## Dataset entries:

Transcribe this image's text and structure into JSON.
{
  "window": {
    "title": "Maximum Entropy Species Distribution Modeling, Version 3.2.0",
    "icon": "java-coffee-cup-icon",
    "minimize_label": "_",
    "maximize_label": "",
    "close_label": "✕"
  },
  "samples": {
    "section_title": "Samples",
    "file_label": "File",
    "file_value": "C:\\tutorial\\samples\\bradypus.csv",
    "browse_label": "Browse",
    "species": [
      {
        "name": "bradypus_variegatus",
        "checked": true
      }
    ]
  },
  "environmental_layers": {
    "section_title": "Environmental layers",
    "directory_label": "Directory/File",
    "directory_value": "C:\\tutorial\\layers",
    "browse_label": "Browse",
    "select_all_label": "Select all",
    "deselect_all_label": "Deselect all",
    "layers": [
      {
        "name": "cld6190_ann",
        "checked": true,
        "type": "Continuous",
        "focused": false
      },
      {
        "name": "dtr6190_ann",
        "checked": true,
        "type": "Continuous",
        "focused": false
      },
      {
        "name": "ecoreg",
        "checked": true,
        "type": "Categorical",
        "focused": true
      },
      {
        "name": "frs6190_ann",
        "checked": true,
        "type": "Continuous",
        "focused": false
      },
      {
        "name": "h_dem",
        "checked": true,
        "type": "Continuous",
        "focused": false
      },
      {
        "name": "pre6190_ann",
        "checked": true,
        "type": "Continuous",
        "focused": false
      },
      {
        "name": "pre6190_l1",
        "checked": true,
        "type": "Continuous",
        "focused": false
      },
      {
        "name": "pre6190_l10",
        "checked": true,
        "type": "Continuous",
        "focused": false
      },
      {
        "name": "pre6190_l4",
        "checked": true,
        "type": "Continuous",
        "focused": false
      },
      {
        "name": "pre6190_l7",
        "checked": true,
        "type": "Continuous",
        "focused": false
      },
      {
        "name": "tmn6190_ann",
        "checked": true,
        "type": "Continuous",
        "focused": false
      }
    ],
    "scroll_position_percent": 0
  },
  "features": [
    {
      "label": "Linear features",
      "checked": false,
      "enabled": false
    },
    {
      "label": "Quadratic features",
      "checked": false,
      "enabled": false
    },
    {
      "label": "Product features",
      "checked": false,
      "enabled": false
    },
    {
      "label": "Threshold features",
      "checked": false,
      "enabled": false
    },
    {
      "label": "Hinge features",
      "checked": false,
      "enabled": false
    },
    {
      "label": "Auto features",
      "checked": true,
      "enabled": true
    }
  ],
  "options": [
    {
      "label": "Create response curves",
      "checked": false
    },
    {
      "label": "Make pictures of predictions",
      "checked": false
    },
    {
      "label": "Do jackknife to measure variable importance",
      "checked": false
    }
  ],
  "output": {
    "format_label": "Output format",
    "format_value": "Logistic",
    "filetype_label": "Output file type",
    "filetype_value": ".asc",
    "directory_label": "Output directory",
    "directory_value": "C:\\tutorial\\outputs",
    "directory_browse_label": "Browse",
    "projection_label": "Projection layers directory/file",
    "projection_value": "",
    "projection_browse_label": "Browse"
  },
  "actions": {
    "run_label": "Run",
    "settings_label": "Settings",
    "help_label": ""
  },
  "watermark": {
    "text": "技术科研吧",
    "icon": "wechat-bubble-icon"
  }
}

## Exercise brief:
Return all the lines that contain the string "tutorial".

## Exercise result:
    "file_value": "C:\\tutorial\\samples\\bradypus.csv",
    "directory_value": "C:\\tutorial\\layers",
    "directory_value": "C:\\tutorial\\outputs",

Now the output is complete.